--- LISTING ---
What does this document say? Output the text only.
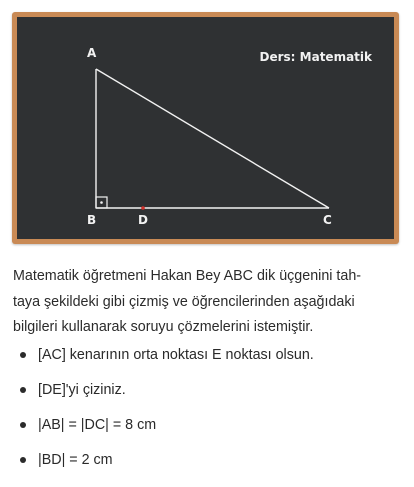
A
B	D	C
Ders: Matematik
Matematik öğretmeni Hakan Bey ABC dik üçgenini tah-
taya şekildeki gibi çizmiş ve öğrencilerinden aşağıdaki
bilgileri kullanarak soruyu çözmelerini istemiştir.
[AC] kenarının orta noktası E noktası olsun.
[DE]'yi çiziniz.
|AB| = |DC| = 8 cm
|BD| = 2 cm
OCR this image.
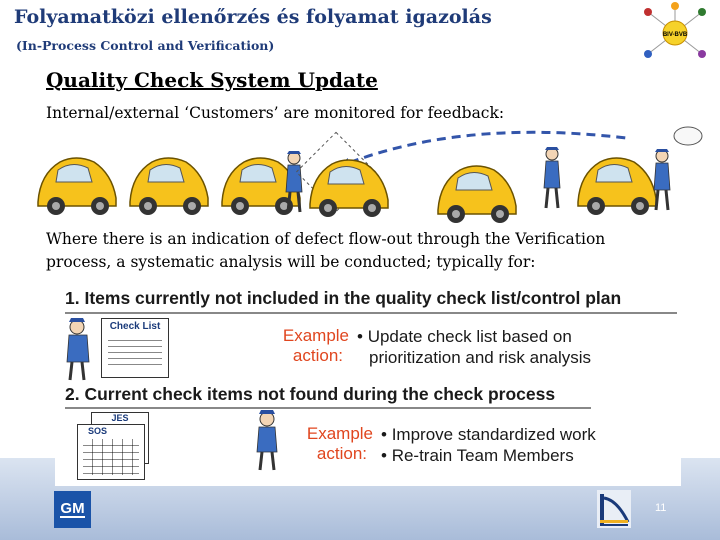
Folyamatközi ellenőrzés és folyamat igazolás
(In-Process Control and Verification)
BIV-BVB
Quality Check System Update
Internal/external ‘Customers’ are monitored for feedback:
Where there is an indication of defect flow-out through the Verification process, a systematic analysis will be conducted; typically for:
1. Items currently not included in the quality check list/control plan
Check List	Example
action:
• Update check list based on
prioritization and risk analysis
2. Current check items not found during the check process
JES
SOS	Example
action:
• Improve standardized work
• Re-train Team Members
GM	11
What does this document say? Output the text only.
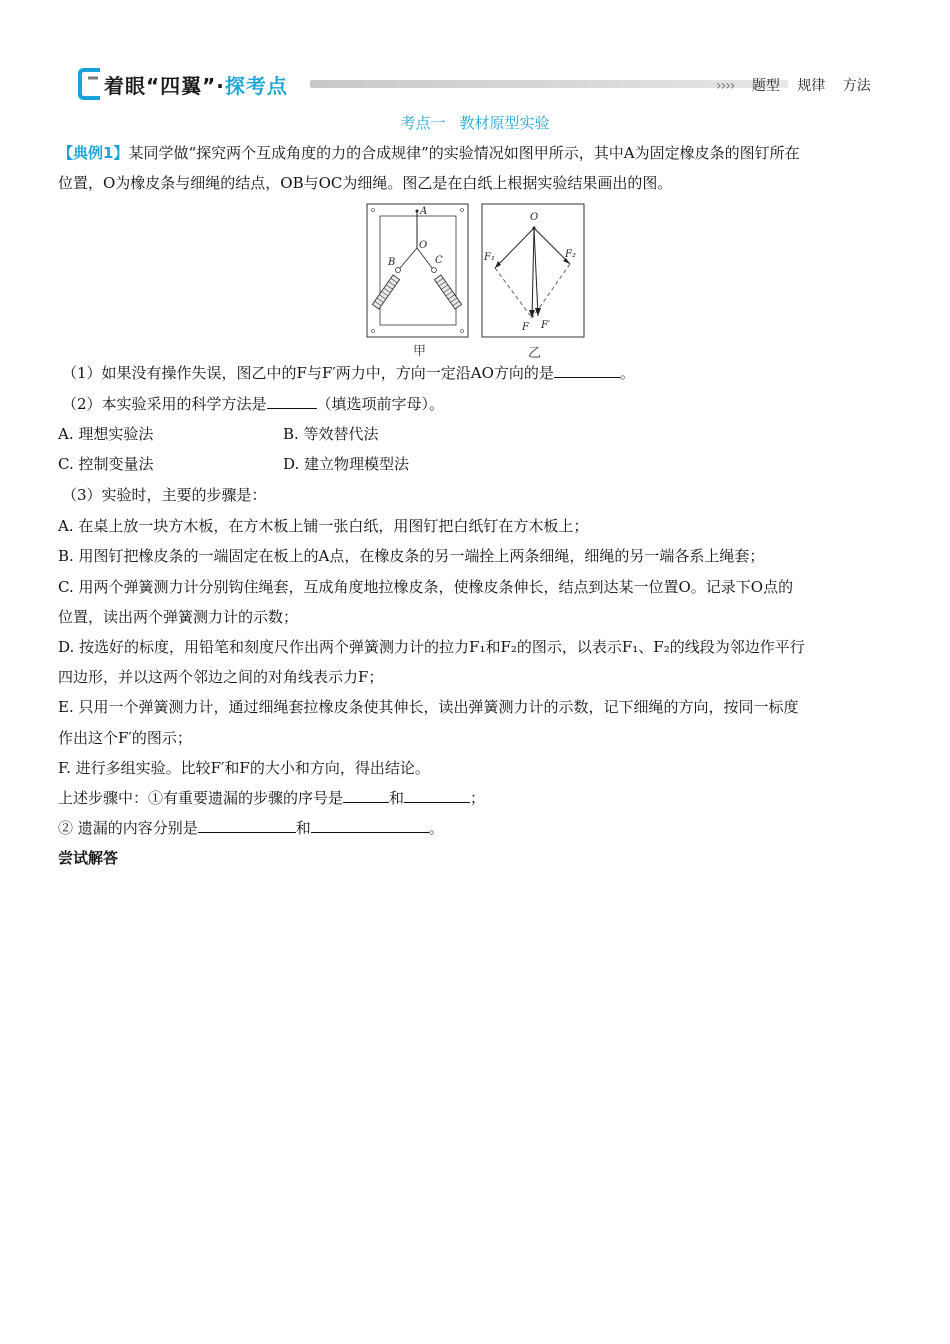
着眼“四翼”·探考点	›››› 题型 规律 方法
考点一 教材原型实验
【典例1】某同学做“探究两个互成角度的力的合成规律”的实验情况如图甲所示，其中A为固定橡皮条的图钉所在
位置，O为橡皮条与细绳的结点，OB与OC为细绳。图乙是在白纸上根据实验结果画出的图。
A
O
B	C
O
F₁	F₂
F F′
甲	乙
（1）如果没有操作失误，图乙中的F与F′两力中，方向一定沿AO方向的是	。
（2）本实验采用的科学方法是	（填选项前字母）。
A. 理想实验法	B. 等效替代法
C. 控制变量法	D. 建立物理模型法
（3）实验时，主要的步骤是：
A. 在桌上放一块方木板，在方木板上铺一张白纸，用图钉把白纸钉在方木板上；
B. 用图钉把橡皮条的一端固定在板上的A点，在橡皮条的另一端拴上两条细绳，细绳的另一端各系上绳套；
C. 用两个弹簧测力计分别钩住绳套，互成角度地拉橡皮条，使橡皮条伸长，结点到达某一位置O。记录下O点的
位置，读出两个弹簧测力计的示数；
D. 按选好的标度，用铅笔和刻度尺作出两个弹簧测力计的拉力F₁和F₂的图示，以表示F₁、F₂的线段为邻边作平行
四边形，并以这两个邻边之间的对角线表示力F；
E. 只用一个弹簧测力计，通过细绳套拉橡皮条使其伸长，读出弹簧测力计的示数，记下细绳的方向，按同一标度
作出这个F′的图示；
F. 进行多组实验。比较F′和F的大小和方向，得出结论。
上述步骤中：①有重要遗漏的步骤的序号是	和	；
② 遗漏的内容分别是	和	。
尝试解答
---
--- LISTING ---
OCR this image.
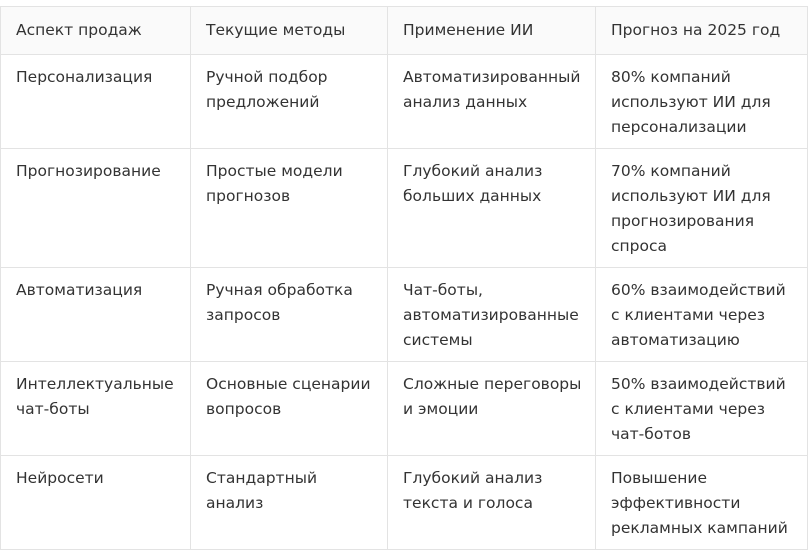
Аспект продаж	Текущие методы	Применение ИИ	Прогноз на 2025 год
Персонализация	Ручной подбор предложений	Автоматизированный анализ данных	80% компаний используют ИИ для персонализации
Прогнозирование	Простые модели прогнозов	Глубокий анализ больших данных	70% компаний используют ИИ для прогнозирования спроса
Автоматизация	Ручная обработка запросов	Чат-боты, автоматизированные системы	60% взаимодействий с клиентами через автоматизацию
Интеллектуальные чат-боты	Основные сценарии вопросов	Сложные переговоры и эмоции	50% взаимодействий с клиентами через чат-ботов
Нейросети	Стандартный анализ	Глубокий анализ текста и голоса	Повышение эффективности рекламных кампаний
---
→ **WRITTEN TASK**: List the lines of the material in which the word "анализ" occurs.

→ **RESPONSE BELOW**:
Персонализация	Ручной подбор предложений	Автоматизированный анализ данных	80% компаний используют ИИ для персонализации
Прогнозирование	Простые модели прогнозов	Глубокий анализ больших данных	70% компаний используют ИИ для прогнозирования спроса
Нейросети	Стандартный анализ	Глубокий анализ текста и голоса	Повышение эффективности рекламных кампаний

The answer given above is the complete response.